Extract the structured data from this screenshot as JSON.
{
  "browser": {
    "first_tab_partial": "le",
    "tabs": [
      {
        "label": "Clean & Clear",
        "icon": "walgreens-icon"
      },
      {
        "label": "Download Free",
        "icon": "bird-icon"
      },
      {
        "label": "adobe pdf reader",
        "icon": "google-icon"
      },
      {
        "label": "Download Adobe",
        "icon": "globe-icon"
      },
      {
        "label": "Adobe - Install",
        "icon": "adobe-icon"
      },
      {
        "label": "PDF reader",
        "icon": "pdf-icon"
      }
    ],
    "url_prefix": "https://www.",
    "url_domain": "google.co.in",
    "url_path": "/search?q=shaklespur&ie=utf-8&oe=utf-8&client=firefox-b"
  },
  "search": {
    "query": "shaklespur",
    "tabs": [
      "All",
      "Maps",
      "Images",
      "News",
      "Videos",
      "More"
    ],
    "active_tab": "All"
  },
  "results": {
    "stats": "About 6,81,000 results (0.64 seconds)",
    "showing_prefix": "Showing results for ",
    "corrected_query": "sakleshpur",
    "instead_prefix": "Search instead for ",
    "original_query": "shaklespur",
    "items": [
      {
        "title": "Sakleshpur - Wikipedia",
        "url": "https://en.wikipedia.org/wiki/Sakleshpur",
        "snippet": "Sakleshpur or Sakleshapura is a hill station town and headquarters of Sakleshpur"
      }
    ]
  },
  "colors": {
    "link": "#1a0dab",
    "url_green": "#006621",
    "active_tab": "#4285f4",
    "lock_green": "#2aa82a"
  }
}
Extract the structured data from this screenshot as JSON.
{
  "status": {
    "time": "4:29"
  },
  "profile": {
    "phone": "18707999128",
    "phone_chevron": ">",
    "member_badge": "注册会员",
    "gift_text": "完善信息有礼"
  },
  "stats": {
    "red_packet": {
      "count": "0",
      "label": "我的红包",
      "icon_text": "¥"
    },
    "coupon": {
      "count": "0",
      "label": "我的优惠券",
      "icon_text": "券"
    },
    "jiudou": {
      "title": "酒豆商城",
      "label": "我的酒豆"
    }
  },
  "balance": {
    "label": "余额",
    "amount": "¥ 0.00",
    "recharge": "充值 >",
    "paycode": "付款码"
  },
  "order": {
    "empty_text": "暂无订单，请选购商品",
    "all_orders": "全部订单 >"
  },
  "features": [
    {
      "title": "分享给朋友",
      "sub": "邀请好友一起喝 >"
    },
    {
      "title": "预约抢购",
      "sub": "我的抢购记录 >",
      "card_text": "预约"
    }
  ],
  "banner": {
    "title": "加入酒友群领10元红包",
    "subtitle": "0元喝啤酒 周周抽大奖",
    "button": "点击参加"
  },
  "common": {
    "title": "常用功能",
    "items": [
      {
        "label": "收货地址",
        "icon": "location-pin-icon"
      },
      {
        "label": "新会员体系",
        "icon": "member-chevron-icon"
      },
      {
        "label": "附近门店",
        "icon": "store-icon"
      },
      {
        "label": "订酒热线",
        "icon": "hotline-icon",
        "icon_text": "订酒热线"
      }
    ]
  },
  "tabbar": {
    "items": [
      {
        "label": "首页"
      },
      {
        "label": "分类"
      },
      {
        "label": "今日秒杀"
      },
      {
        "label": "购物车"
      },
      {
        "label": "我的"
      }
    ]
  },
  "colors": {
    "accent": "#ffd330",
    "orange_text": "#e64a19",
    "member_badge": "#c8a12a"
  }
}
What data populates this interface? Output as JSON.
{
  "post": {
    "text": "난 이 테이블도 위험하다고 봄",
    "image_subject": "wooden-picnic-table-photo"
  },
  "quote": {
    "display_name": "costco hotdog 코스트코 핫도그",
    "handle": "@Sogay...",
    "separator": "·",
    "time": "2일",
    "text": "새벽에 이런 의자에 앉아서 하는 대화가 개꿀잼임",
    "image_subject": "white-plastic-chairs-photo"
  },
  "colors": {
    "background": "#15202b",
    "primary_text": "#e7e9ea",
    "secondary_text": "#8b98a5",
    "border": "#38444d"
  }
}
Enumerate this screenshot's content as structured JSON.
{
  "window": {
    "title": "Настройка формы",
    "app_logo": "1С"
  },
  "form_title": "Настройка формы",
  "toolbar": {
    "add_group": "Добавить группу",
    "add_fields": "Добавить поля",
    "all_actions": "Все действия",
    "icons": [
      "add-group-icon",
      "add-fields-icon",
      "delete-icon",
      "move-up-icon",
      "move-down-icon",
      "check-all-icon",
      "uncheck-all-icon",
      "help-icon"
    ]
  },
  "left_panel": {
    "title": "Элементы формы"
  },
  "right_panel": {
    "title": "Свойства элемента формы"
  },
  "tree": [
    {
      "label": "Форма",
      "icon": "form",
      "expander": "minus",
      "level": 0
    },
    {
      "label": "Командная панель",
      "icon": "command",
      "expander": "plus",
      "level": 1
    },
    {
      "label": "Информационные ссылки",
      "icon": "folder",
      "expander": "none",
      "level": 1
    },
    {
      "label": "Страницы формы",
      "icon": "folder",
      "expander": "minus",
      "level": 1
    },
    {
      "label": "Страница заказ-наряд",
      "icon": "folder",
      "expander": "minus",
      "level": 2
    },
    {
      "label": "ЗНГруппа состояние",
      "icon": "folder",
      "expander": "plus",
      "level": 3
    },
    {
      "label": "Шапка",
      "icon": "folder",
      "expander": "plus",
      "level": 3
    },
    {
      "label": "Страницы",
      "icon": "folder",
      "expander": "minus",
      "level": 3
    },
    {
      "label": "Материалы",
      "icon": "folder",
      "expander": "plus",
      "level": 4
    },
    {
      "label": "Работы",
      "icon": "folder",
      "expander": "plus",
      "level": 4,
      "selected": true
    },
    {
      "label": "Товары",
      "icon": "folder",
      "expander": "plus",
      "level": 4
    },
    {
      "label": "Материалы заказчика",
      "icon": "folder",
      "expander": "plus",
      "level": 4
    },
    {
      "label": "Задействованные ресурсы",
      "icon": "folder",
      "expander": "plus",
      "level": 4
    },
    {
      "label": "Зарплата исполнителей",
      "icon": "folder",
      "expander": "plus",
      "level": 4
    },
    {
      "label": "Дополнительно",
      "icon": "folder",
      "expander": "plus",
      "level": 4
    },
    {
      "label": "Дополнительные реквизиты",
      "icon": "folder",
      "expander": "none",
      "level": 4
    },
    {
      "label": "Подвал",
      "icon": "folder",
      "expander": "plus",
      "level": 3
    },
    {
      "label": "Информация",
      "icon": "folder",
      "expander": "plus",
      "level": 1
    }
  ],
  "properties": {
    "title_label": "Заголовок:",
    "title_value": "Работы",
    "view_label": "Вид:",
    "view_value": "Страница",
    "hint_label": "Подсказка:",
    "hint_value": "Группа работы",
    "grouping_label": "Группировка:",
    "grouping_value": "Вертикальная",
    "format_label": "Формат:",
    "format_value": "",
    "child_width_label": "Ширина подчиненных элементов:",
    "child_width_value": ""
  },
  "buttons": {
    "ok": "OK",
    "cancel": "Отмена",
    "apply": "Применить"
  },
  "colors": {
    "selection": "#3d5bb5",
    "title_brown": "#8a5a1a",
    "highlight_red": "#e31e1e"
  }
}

WRITTEN TASK: Output each record exactly, leaving nothing out.

RESPONSE BELOW:
Extract the structured data from this screenshot as JSON.
{
  "browser": {
    "first_tab_partial": "le",
    "tabs": [
      {
        "label": "Clean & Clear",
        "icon": "walgreens-icon"
      },
      {
        "label": "Download Free",
        "icon": "bird-icon"
      },
      {
        "label": "adobe pdf reader",
        "icon": "google-icon"
      },
      {
        "label": "Download Adobe",
        "icon": "globe-icon"
      },
      {
        "label": "Adobe - Install",
        "icon": "adobe-icon"
      },
      {
        "label": "PDF reader",
        "icon": "pdf-icon"
      }
    ],
    "url_prefix": "https://www.",
    "url_domain": "google.co.in",
    "url_path": "/search?q=shaklespur&ie=utf-8&oe=utf-8&client=firefox-b"
  },
  "search": {
    "query": "shaklespur",
    "tabs": [
      "All",
      "Maps",
      "Images",
      "News",
      "Videos",
      "More"
    ],
    "active_tab": "All"
  },
  "results": {
    "stats": "About 6,81,000 results (0.64 seconds)",
    "showing_prefix": "Showing results for ",
    "corrected_query": "sakleshpur",
    "instead_prefix": "Search instead for ",
    "original_query": "shaklespur",
    "items": [
      {
        "title": "Sakleshpur - Wikipedia",
        "url": "https://en.wikipedia.org/wiki/Sakleshpur",
        "snippet": "Sakleshpur or Sakleshapura is a hill station town and headquarters of Sakleshpur"
      }
    ]
  },
  "colors": {
    "link": "#1a0dab",
    "url_green": "#006621",
    "active_tab": "#4285f4",
    "lock_green": "#2aa82a"
  }
}
Extract the structured data from this screenshot as JSON.
{
  "status": {
    "time": "4:29"
  },
  "profile": {
    "phone": "18707999128",
    "phone_chevron": ">",
    "member_badge": "注册会员",
    "gift_text": "完善信息有礼"
  },
  "stats": {
    "red_packet": {
      "count": "0",
      "label": "我的红包",
      "icon_text": "¥"
    },
    "coupon": {
      "count": "0",
      "label": "我的优惠券",
      "icon_text": "券"
    },
    "jiudou": {
      "title": "酒豆商城",
      "label": "我的酒豆"
    }
  },
  "balance": {
    "label": "余额",
    "amount": "¥ 0.00",
    "recharge": "充值 >",
    "paycode": "付款码"
  },
  "order": {
    "empty_text": "暂无订单，请选购商品",
    "all_orders": "全部订单 >"
  },
  "features": [
    {
      "title": "分享给朋友",
      "sub": "邀请好友一起喝 >"
    },
    {
      "title": "预约抢购",
      "sub": "我的抢购记录 >",
      "card_text": "预约"
    }
  ],
  "banner": {
    "title": "加入酒友群领10元红包",
    "subtitle": "0元喝啤酒 周周抽大奖",
    "button": "点击参加"
  },
  "common": {
    "title": "常用功能",
    "items": [
      {
        "label": "收货地址",
        "icon": "location-pin-icon"
      },
      {
        "label": "新会员体系",
        "icon": "member-chevron-icon"
      },
      {
        "label": "附近门店",
        "icon": "store-icon"
      },
      {
        "label": "订酒热线",
        "icon": "hotline-icon",
        "icon_text": "订酒热线"
      }
    ]
  },
  "tabbar": {
    "items": [
      {
        "label": "首页"
      },
      {
        "label": "分类"
      },
      {
        "label": "今日秒杀"
      },
      {
        "label": "购物车"
      },
      {
        "label": "我的"
      }
    ]
  },
  "colors": {
    "accent": "#ffd330",
    "orange_text": "#e64a19",
    "member_badge": "#c8a12a"
  }
}
What data populates this interface? Output as JSON.
{
  "post": {
    "text": "난 이 테이블도 위험하다고 봄",
    "image_subject": "wooden-picnic-table-photo"
  },
  "quote": {
    "display_name": "costco hotdog 코스트코 핫도그",
    "handle": "@Sogay...",
    "separator": "·",
    "time": "2일",
    "text": "새벽에 이런 의자에 앉아서 하는 대화가 개꿀잼임",
    "image_subject": "white-plastic-chairs-photo"
  },
  "colors": {
    "background": "#15202b",
    "primary_text": "#e7e9ea",
    "secondary_text": "#8b98a5",
    "border": "#38444d"
  }
}
Enumerate this screenshot's content as structured JSON.
{
  "window": {
    "title": "Настройка формы",
    "app_logo": "1С"
  },
  "form_title": "Настройка формы",
  "toolbar": {
    "add_group": "Добавить группу",
    "add_fields": "Добавить поля",
    "all_actions": "Все действия",
    "icons": [
      "add-group-icon",
      "add-fields-icon",
      "delete-icon",
      "move-up-icon",
      "move-down-icon",
      "check-all-icon",
      "uncheck-all-icon",
      "help-icon"
    ]
  },
  "left_panel": {
    "title": "Элементы формы"
  },
  "right_panel": {
    "title": "Свойства элемента формы"
  },
  "tree": [
    {
      "label": "Форма",
      "icon": "form",
      "expander": "minus",
      "level": 0
    },
    {
      "label": "Командная панель",
      "icon": "command",
      "expander": "plus",
      "level": 1
    },
    {
      "label": "Информационные ссылки",
      "icon": "folder",
      "expander": "none",
      "level": 1
    },
    {
      "label": "Страницы формы",
      "icon": "folder",
      "expander": "minus",
      "level": 1
    },
    {
      "label": "Страница заказ-наряд",
      "icon": "folder",
      "expander": "minus",
      "level": 2
    },
    {
      "label": "ЗНГруппа состояние",
      "icon": "folder",
      "expander": "plus",
      "level": 3
    },
    {
      "label": "Шапка",
      "icon": "folder",
      "expander": "plus",
      "level": 3
    },
    {
      "label": "Страницы",
      "icon": "folder",
      "expander": "minus",
      "level": 3
    },
    {
      "label": "Материалы",
      "icon": "folder",
      "expander": "plus",
      "level": 4
    },
    {
      "label": "Работы",
      "icon": "folder",
      "expander": "plus",
      "level": 4,
      "selected": true
    },
    {
      "label": "Товары",
      "icon": "folder",
      "expander": "plus",
      "level": 4
    },
    {
      "label": "Материалы заказчика",
      "icon": "folder",
      "expander": "plus",
      "level": 4
    },
    {
      "label": "Задействованные ресурсы",
      "icon": "folder",
      "expander": "plus",
      "level": 4
    },
    {
      "label": "Зарплата исполнителей",
      "icon": "folder",
      "expander": "plus",
      "level": 4
    },
    {
      "label": "Дополнительно",
      "icon": "folder",
      "expander": "plus",
      "level": 4
    },
    {
      "label": "Дополнительные реквизиты",
      "icon": "folder",
      "expander": "none",
      "level": 4
    },
    {
      "label": "Подвал",
      "icon": "folder",
      "expander": "plus",
      "level": 3
    },
    {
      "label": "Информация",
      "icon": "folder",
      "expander": "plus",
      "level": 1
    }
  ],
  "properties": {
    "title_label": "Заголовок:",
    "title_value": "Работы",
    "view_label": "Вид:",
    "view_value": "Страница",
    "hint_label": "Подсказка:",
    "hint_value": "Группа работы",
    "grouping_label": "Группировка:",
    "grouping_value": "Вертикальная",
    "format_label": "Формат:",
    "format_value": "",
    "child_width_label": "Ширина подчиненных элементов:",
    "child_width_value": ""
  },
  "buttons": {
    "ok": "OK",
    "cancel": "Отмена",
    "apply": "Применить"
  },
  "colors": {
    "selection": "#3d5bb5",
    "title_brown": "#8a5a1a",
    "highlight_red": "#e31e1e"
  }
}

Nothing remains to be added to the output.